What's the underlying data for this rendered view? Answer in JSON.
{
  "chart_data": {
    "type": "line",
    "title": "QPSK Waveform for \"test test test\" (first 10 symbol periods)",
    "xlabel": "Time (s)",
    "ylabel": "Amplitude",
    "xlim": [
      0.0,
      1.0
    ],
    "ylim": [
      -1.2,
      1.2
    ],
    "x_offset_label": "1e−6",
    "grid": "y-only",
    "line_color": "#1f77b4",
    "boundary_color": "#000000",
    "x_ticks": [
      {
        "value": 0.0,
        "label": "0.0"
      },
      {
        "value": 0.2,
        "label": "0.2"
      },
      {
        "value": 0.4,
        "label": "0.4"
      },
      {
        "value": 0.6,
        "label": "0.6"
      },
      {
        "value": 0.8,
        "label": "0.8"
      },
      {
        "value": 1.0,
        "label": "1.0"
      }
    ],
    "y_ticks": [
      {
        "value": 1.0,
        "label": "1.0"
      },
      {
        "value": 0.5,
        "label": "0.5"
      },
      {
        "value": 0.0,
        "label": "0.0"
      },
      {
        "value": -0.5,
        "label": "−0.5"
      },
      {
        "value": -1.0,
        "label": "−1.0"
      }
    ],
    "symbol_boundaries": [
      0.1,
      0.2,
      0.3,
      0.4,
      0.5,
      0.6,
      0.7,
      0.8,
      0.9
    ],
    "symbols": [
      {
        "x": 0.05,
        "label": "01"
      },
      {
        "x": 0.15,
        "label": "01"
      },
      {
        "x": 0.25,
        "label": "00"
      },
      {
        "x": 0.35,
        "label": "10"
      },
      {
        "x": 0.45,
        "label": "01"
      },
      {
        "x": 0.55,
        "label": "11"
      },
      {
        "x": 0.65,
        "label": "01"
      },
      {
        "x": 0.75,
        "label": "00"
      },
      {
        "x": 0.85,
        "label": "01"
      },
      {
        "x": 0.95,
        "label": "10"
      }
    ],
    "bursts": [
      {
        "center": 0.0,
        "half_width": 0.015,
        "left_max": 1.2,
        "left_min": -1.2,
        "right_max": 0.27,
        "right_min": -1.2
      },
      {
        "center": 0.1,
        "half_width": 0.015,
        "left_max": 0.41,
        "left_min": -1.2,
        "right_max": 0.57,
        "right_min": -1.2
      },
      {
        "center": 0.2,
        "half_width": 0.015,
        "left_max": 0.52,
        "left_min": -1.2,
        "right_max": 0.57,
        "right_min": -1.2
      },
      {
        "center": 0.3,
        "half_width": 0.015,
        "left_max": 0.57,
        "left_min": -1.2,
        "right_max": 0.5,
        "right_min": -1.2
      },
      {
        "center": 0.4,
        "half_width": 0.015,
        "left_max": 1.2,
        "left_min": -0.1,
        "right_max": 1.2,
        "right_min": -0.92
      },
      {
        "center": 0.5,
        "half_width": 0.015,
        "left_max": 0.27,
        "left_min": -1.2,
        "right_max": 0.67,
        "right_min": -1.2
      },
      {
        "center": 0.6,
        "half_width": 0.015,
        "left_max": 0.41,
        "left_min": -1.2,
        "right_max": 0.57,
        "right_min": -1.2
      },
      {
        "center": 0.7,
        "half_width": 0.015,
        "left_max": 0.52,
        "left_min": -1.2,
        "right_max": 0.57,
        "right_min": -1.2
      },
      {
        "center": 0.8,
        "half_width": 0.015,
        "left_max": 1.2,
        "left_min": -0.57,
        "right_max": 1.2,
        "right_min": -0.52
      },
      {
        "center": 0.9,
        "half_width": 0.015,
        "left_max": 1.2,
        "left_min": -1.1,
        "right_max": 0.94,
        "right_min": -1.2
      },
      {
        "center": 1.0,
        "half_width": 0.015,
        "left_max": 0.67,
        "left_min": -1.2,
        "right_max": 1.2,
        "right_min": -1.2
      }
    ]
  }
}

============================================================

→ **EXERCISE OBJECTIVE**:
Each line in the listing above that contains "center" should be copied.

→ **RESULT**:
        "center": 0.0,
        "center": 0.1,
        "center": 0.2,
        "center": 0.3,
        "center": 0.4,
        "center": 0.5,
        "center": 0.6,
        "center": 0.7,
        "center": 0.8,
        "center": 0.9,
        "center": 1.0,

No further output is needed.